Work required — Repeat all of the records verbatim.

Record excerpts —
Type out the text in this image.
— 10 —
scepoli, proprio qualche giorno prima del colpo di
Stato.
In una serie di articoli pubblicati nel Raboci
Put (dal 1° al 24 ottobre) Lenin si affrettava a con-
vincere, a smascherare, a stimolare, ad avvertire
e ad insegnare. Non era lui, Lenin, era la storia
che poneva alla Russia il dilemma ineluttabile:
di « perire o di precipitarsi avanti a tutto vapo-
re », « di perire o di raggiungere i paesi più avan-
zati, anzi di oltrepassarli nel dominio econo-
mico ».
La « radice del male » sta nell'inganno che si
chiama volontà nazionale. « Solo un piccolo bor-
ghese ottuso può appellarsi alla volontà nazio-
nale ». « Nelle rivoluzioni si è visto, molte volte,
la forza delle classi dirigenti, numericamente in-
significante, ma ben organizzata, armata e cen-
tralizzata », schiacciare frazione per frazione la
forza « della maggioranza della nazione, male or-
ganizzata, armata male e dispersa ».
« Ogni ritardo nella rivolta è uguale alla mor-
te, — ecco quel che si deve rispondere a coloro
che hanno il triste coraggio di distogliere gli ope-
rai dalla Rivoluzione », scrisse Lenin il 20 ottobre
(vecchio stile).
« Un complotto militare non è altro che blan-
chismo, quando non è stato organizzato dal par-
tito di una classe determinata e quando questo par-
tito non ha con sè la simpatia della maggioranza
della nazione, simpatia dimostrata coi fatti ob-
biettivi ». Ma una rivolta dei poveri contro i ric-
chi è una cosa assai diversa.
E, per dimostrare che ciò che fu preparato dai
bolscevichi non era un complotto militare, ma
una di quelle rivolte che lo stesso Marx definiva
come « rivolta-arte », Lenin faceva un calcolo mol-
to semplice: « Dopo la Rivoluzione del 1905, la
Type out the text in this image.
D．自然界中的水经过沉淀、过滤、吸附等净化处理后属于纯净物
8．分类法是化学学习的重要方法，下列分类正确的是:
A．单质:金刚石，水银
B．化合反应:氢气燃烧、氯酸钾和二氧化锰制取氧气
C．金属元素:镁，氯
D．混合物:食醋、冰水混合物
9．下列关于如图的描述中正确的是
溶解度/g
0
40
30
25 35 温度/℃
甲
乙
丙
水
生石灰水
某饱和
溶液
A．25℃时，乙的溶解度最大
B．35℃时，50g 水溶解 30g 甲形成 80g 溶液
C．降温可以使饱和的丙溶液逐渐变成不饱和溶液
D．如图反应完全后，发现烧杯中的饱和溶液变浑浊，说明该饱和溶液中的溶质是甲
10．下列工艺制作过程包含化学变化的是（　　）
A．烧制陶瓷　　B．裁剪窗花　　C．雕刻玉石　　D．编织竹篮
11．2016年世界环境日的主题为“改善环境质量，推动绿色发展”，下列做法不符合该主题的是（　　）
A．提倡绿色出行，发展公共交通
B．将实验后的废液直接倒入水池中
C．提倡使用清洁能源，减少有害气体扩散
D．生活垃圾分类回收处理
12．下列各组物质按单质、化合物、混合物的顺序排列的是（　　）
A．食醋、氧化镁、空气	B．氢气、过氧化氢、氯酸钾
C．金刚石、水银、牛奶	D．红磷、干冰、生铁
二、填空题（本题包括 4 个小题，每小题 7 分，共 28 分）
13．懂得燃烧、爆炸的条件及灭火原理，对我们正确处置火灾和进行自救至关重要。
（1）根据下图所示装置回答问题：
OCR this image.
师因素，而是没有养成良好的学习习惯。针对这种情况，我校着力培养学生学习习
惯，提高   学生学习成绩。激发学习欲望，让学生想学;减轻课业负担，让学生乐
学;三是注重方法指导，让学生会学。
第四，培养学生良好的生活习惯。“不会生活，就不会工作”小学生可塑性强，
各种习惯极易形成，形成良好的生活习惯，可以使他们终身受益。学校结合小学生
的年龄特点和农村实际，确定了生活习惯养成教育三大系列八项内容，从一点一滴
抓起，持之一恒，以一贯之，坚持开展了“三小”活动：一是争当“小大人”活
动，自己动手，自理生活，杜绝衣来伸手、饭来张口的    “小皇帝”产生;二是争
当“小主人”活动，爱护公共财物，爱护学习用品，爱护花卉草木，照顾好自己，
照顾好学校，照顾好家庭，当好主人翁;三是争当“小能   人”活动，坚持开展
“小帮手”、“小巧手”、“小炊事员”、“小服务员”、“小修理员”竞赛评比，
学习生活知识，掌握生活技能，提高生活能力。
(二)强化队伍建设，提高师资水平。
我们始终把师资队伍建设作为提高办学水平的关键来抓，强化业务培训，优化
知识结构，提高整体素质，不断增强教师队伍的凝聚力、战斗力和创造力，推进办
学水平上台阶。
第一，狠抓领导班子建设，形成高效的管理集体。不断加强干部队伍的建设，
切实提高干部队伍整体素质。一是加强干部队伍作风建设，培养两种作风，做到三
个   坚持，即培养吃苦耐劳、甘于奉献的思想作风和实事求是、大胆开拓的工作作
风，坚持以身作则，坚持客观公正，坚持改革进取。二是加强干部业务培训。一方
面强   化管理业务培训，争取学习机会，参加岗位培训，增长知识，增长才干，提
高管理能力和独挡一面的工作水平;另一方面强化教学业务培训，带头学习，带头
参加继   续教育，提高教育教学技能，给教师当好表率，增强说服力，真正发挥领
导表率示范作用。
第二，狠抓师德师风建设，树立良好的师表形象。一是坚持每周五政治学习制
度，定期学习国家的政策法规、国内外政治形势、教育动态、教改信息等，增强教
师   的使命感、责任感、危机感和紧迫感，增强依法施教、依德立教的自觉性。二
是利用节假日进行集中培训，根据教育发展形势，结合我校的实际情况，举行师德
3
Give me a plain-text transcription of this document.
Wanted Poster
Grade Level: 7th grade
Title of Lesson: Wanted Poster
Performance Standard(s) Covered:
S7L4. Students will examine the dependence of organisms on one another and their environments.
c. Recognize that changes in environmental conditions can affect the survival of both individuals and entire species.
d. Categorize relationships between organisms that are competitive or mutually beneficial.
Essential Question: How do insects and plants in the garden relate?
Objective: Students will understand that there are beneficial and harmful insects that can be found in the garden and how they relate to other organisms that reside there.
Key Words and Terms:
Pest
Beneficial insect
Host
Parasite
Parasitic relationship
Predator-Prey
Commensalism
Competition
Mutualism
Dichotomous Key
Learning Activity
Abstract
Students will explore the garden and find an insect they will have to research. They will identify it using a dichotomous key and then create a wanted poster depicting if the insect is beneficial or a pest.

Solution to this problem —
Type out the text in this image.
— 10 —
scepoli, proprio qualche giorno prima del colpo di
Stato.
In una serie di articoli pubblicati nel Raboci
Put (dal 1° al 24 ottobre) Lenin si affrettava a con-
vincere, a smascherare, a stimolare, ad avvertire
e ad insegnare. Non era lui, Lenin, era la storia
che poneva alla Russia il dilemma ineluttabile:
di « perire o di precipitarsi avanti a tutto vapo-
re », « di perire o di raggiungere i paesi più avan-
zati, anzi di oltrepassarli nel dominio econo-
mico ».
La « radice del male » sta nell'inganno che si
chiama volontà nazionale. « Solo un piccolo bor-
ghese ottuso può appellarsi alla volontà nazio-
nale ». « Nelle rivoluzioni si è visto, molte volte,
la forza delle classi dirigenti, numericamente in-
significante, ma ben organizzata, armata e cen-
tralizzata », schiacciare frazione per frazione la
forza « della maggioranza della nazione, male or-
ganizzata, armata male e dispersa ».
« Ogni ritardo nella rivolta è uguale alla mor-
te, — ecco quel che si deve rispondere a coloro
che hanno il triste coraggio di distogliere gli ope-
rai dalla Rivoluzione », scrisse Lenin il 20 ottobre
(vecchio stile).
« Un complotto militare non è altro che blan-
chismo, quando non è stato organizzato dal par-
tito di una classe determinata e quando questo par-
tito non ha con sè la simpatia della maggioranza
della nazione, simpatia dimostrata coi fatti ob-
biettivi ». Ma una rivolta dei poveri contro i ric-
chi è una cosa assai diversa.
E, per dimostrare che ciò che fu preparato dai
bolscevichi non era un complotto militare, ma
una di quelle rivolte che lo stesso Marx definiva
come « rivolta-arte », Lenin faceva un calcolo mol-
to semplice: « Dopo la Rivoluzione del 1905, la
Type out the text in this image.
D．自然界中的水经过沉淀、过滤、吸附等净化处理后属于纯净物
8．分类法是化学学习的重要方法，下列分类正确的是:
A．单质:金刚石，水银
B．化合反应:氢气燃烧、氯酸钾和二氧化锰制取氧气
C．金属元素:镁，氯
D．混合物:食醋、冰水混合物
9．下列关于如图的描述中正确的是
溶解度/g
0
40
30
25 35 温度/℃
甲
乙
丙
水
生石灰水
某饱和
溶液
A．25℃时，乙的溶解度最大
B．35℃时，50g 水溶解 30g 甲形成 80g 溶液
C．降温可以使饱和的丙溶液逐渐变成不饱和溶液
D．如图反应完全后，发现烧杯中的饱和溶液变浑浊，说明该饱和溶液中的溶质是甲
10．下列工艺制作过程包含化学变化的是（　　）
A．烧制陶瓷　　B．裁剪窗花　　C．雕刻玉石　　D．编织竹篮
11．2016年世界环境日的主题为“改善环境质量，推动绿色发展”，下列做法不符合该主题的是（　　）
A．提倡绿色出行，发展公共交通
B．将实验后的废液直接倒入水池中
C．提倡使用清洁能源，减少有害气体扩散
D．生活垃圾分类回收处理
12．下列各组物质按单质、化合物、混合物的顺序排列的是（　　）
A．食醋、氧化镁、空气	B．氢气、过氧化氢、氯酸钾
C．金刚石、水银、牛奶	D．红磷、干冰、生铁
二、填空题（本题包括 4 个小题，每小题 7 分，共 28 分）
13．懂得燃烧、爆炸的条件及灭火原理，对我们正确处置火灾和进行自救至关重要。
（1）根据下图所示装置回答问题：
OCR this image.
师因素，而是没有养成良好的学习习惯。针对这种情况，我校着力培养学生学习习
惯，提高   学生学习成绩。激发学习欲望，让学生想学;减轻课业负担，让学生乐
学;三是注重方法指导，让学生会学。
第四，培养学生良好的生活习惯。“不会生活，就不会工作”小学生可塑性强，
各种习惯极易形成，形成良好的生活习惯，可以使他们终身受益。学校结合小学生
的年龄特点和农村实际，确定了生活习惯养成教育三大系列八项内容，从一点一滴
抓起，持之一恒，以一贯之，坚持开展了“三小”活动：一是争当“小大人”活
动，自己动手，自理生活，杜绝衣来伸手、饭来张口的    “小皇帝”产生;二是争
当“小主人”活动，爱护公共财物，爱护学习用品，爱护花卉草木，照顾好自己，
照顾好学校，照顾好家庭，当好主人翁;三是争当“小能   人”活动，坚持开展
“小帮手”、“小巧手”、“小炊事员”、“小服务员”、“小修理员”竞赛评比，
学习生活知识，掌握生活技能，提高生活能力。
(二)强化队伍建设，提高师资水平。
我们始终把师资队伍建设作为提高办学水平的关键来抓，强化业务培训，优化
知识结构，提高整体素质，不断增强教师队伍的凝聚力、战斗力和创造力，推进办
学水平上台阶。
第一，狠抓领导班子建设，形成高效的管理集体。不断加强干部队伍的建设，
切实提高干部队伍整体素质。一是加强干部队伍作风建设，培养两种作风，做到三
个   坚持，即培养吃苦耐劳、甘于奉献的思想作风和实事求是、大胆开拓的工作作
风，坚持以身作则，坚持客观公正，坚持改革进取。二是加强干部业务培训。一方
面强   化管理业务培训，争取学习机会，参加岗位培训，增长知识，增长才干，提
高管理能力和独挡一面的工作水平;另一方面强化教学业务培训，带头学习，带头
参加继   续教育，提高教育教学技能，给教师当好表率，增强说服力，真正发挥领
导表率示范作用。
第二，狠抓师德师风建设，树立良好的师表形象。一是坚持每周五政治学习制
度，定期学习国家的政策法规、国内外政治形势、教育动态、教改信息等，增强教
师   的使命感、责任感、危机感和紧迫感，增强依法施教、依德立教的自觉性。二
是利用节假日进行集中培训，根据教育发展形势，结合我校的实际情况，举行师德
3
Give me a plain-text transcription of this document.
Wanted Poster
Grade Level: 7th grade
Title of Lesson: Wanted Poster
Performance Standard(s) Covered:
S7L4. Students will examine the dependence of organisms on one another and their environments.
c. Recognize that changes in environmental conditions can affect the survival of both individuals and entire species.
d. Categorize relationships between organisms that are competitive or mutually beneficial.
Essential Question: How do insects and plants in the garden relate?
Objective: Students will understand that there are beneficial and harmful insects that can be found in the garden and how they relate to other organisms that reside there.
Key Words and Terms:
Pest
Beneficial insect
Host
Parasite
Parasitic relationship
Predator-Prey
Commensalism
Competition
Mutualism
Dichotomous Key
Learning Activity
Abstract
Students will explore the garden and find an insect they will have to research. They will identify it using a dichotomous key and then create a wanted poster depicting if the insect is beneficial or a pest.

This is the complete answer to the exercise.